| Task instructions |
Identify every line in the records below that contains the word "same", and copy each of those lines.

━━ Supplied material

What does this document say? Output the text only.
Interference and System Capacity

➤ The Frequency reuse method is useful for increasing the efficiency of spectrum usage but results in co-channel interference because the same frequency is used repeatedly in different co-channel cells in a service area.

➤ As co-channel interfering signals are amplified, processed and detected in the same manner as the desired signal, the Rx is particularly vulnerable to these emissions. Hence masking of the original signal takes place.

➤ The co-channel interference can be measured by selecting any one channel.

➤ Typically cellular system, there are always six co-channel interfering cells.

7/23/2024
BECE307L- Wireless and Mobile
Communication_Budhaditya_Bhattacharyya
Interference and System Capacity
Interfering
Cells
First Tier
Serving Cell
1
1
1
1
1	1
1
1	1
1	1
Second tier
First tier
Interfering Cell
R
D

━━━━

| Answer space |
➤ The Frequency reuse method is useful for increasing the efficiency of spectrum usage but results in co-channel interference because the same frequency is used repeatedly in different co-channel cells in a service area.
➤ As co-channel interfering signals are amplified, processed and detected in the same manner as the desired signal, the Rx is particularly vulnerable to these emissions. Hence masking of the original signal takes place.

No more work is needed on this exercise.